Search the listing below for the word "frac" and copy each line that holds it.

Extracted data entries
■ ■ ■ ■ ■

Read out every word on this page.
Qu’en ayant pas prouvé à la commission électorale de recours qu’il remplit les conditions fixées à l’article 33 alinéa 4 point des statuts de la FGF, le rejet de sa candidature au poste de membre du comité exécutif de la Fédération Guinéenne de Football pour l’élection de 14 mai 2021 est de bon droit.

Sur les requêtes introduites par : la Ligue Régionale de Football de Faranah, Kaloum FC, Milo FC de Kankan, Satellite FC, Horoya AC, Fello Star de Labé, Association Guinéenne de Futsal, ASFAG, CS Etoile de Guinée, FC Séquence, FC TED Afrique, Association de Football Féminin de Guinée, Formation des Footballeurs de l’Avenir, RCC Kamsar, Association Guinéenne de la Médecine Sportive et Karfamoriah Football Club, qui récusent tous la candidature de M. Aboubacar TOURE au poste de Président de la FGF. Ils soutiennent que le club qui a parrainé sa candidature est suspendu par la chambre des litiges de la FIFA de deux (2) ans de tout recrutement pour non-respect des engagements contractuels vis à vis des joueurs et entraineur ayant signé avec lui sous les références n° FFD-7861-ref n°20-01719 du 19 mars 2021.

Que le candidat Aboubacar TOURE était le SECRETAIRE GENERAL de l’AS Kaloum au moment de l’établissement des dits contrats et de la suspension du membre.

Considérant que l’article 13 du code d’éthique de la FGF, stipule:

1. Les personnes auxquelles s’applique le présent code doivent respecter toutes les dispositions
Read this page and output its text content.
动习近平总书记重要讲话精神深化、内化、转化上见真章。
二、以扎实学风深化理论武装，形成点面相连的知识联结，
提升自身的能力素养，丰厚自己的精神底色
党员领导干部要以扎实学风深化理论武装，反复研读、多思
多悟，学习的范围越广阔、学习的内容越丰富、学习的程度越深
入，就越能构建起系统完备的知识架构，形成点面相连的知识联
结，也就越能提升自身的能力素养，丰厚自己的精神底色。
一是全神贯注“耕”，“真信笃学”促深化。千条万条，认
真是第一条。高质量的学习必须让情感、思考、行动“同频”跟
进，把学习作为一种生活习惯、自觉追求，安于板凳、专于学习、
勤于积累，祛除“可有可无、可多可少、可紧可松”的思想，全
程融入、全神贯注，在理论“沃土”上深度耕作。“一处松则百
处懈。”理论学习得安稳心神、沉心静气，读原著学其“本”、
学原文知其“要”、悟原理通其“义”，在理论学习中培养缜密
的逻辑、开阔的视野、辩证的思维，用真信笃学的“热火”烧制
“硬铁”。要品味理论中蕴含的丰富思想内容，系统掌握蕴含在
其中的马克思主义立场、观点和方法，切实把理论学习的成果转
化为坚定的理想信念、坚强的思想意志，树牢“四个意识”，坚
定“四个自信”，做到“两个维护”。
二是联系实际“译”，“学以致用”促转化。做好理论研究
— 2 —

■ ■ ■ ■ ■

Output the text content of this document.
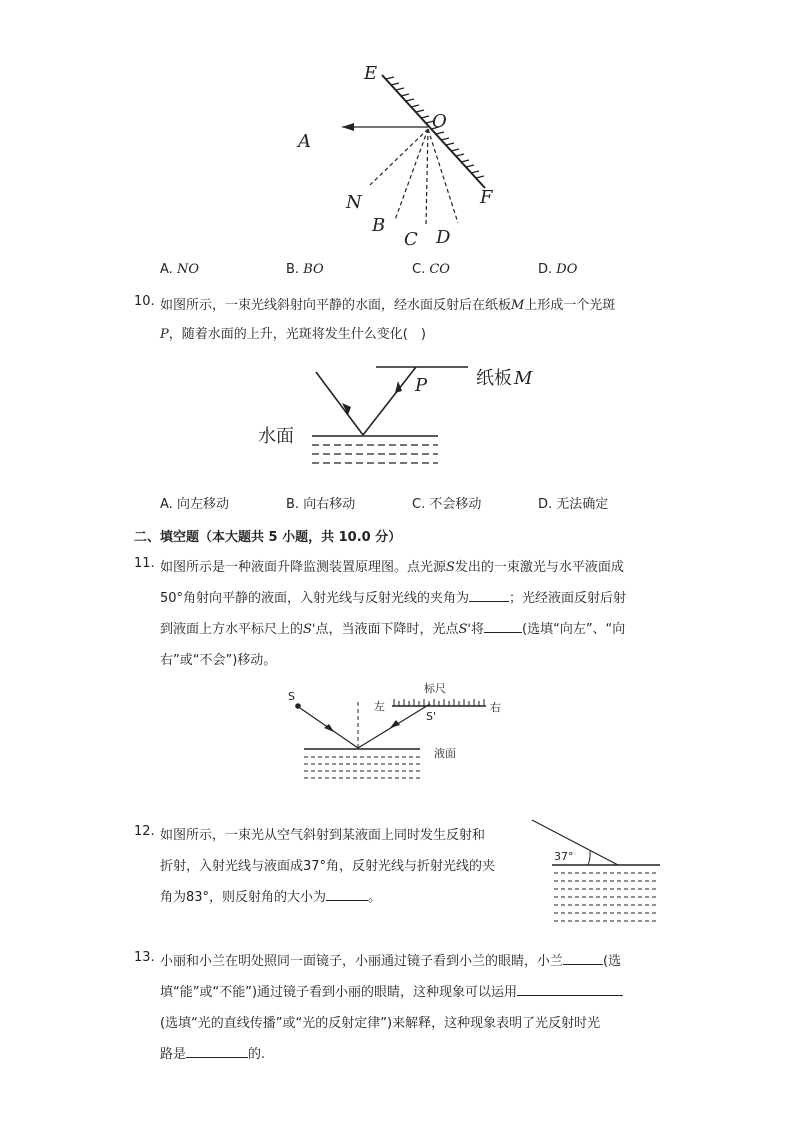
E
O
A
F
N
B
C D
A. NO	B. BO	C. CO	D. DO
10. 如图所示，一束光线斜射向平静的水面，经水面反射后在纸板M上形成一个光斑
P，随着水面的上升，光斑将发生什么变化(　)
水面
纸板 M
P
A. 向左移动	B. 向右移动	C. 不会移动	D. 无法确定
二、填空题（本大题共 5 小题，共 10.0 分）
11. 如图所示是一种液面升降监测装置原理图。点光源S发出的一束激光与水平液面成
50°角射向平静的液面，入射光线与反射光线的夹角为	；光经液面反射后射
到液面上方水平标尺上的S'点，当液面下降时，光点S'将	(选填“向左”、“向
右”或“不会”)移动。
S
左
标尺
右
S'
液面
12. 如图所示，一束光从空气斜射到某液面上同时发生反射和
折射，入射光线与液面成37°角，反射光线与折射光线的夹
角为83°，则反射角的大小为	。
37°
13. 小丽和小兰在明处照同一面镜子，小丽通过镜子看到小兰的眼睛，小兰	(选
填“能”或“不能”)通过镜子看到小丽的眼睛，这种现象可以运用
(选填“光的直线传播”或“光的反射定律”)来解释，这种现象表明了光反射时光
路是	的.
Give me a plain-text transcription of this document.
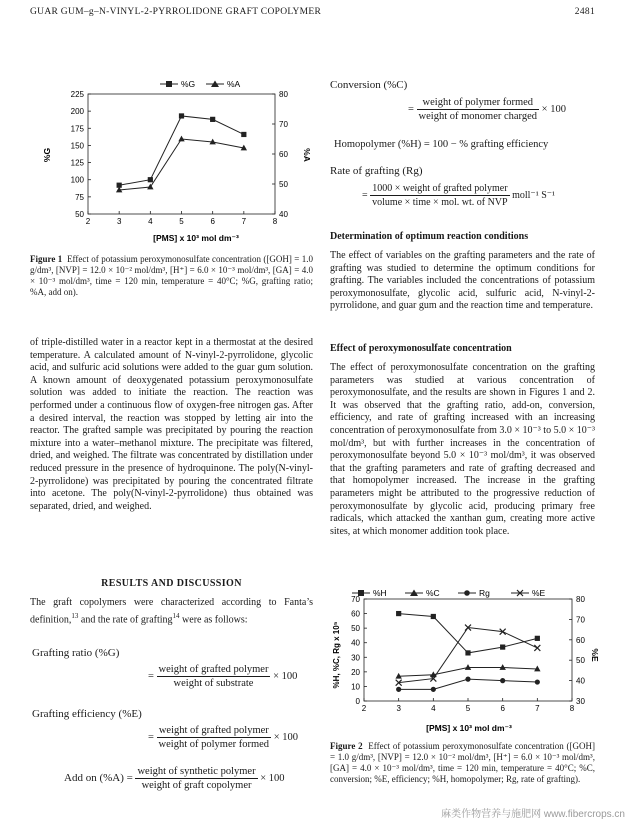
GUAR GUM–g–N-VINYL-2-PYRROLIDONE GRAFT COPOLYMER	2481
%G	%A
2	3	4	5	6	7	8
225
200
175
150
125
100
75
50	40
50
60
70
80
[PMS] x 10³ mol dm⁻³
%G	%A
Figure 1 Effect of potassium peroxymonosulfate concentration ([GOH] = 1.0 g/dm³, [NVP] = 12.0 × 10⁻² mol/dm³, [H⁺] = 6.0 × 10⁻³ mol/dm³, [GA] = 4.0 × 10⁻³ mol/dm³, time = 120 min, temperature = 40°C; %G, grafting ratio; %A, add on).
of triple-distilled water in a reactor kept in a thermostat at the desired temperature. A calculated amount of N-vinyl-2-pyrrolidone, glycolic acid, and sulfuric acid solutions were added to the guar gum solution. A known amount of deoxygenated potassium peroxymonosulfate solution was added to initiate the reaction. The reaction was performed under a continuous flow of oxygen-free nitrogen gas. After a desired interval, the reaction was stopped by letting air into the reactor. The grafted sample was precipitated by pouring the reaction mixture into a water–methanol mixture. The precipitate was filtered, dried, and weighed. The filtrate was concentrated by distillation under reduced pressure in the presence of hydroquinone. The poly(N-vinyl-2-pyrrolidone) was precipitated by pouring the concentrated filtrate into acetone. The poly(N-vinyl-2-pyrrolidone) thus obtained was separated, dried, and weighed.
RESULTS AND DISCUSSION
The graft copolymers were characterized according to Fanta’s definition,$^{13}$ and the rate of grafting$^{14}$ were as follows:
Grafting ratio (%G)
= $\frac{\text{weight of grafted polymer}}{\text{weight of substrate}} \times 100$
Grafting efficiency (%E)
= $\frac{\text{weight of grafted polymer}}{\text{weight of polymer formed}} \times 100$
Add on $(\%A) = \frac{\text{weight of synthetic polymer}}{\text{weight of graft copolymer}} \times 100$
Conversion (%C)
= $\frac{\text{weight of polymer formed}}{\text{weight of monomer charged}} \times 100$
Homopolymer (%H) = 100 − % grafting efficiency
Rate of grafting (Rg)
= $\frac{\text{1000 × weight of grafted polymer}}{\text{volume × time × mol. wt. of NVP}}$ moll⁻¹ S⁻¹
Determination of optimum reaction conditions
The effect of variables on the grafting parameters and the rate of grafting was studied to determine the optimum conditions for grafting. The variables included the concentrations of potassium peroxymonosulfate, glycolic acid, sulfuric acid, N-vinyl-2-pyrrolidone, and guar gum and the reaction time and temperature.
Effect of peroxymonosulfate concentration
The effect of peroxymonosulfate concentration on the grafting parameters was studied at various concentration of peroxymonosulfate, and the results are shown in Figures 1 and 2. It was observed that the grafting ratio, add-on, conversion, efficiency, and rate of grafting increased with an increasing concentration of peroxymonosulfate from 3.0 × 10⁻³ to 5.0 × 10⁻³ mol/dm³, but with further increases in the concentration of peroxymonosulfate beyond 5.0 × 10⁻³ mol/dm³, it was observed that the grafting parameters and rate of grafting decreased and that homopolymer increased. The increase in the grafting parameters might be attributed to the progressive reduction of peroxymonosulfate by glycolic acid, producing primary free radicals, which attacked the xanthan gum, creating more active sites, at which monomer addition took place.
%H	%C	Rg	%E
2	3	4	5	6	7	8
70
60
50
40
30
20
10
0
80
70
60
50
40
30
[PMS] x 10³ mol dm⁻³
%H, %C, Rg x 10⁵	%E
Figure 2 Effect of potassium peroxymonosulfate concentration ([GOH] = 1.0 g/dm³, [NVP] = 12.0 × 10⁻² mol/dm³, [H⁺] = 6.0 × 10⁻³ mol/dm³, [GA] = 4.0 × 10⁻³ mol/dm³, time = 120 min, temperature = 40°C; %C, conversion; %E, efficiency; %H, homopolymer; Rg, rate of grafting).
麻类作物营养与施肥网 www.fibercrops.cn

■ ■ ■ ■ ■

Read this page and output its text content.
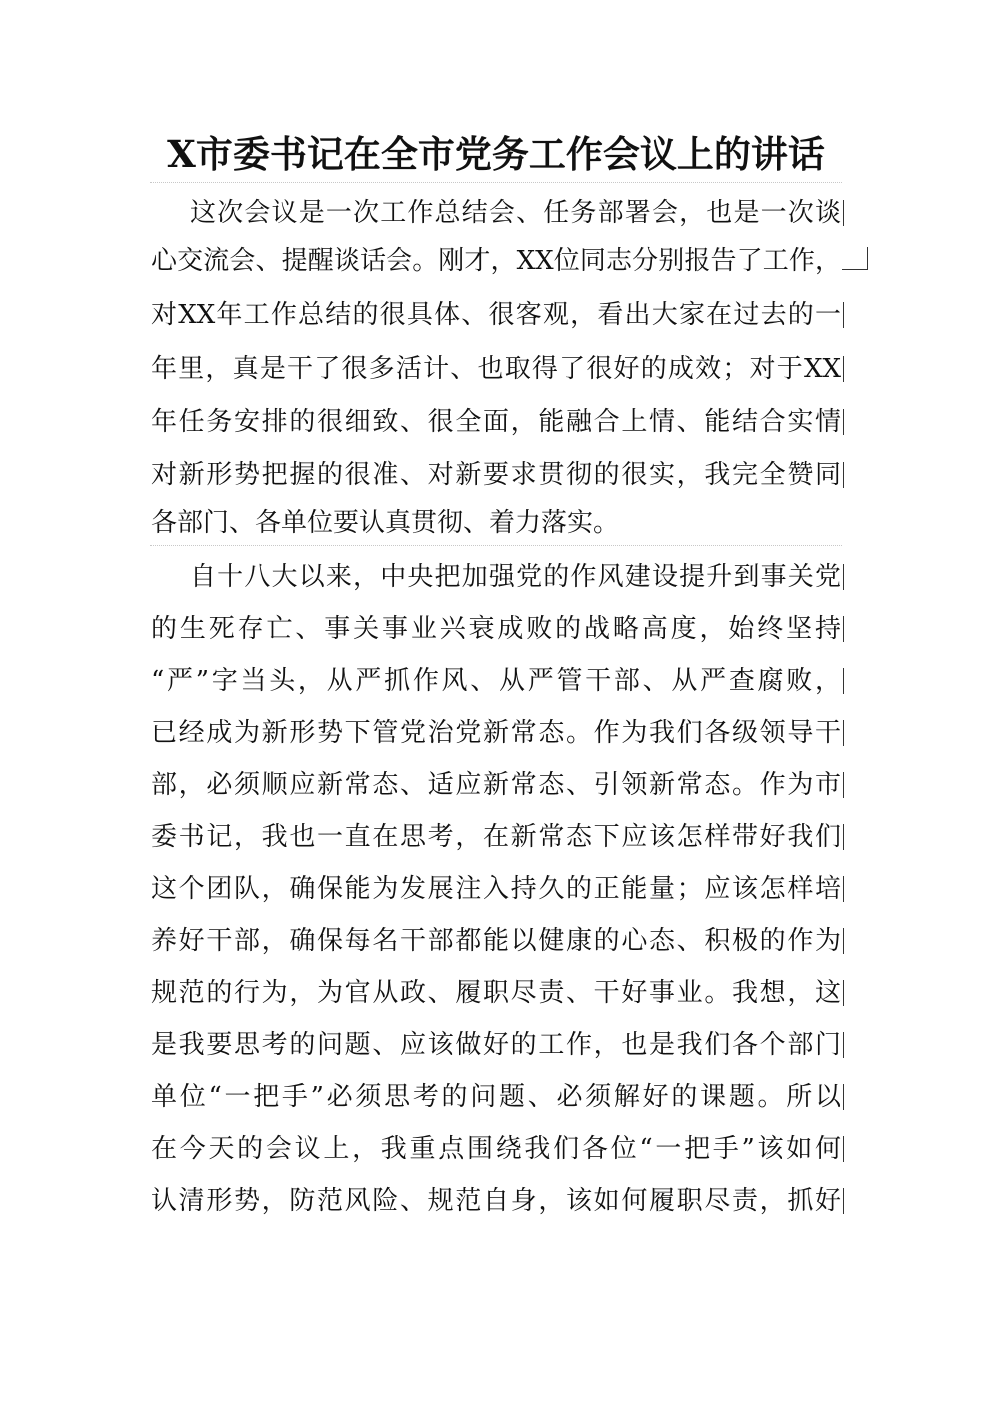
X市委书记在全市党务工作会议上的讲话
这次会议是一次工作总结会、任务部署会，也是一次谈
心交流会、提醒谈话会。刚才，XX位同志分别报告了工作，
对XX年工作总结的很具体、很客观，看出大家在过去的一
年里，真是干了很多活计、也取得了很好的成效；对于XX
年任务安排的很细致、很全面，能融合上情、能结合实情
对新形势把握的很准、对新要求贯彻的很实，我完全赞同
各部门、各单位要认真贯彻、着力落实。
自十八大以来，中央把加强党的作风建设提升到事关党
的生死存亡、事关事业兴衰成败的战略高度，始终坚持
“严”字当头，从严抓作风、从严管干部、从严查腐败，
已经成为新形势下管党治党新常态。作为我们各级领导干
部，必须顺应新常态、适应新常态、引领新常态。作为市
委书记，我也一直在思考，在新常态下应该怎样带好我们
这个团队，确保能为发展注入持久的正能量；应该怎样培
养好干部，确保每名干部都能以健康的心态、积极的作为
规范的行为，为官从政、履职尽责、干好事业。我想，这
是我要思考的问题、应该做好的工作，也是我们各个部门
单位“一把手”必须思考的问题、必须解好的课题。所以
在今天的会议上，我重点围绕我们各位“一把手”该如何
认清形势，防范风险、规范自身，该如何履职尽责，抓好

■ ■ ■ ■ ■

## Final answer:
= $\frac{\text{weight of grafted polymer}}{\text{weight of substrate}} \times 100$
= $\frac{\text{weight of grafted polymer}}{\text{weight of polymer formed}} \times 100$
Add on $(\%A) = \frac{\text{weight of synthetic polymer}}{\text{weight of graft copolymer}} \times 100$
= $\frac{\text{weight of polymer formed}}{\text{weight of monomer charged}} \times 100$
= $\frac{\text{1000 × weight of grafted polymer}}{\text{volume × time × mol. wt. of NVP}}$ moll⁻¹ S⁻¹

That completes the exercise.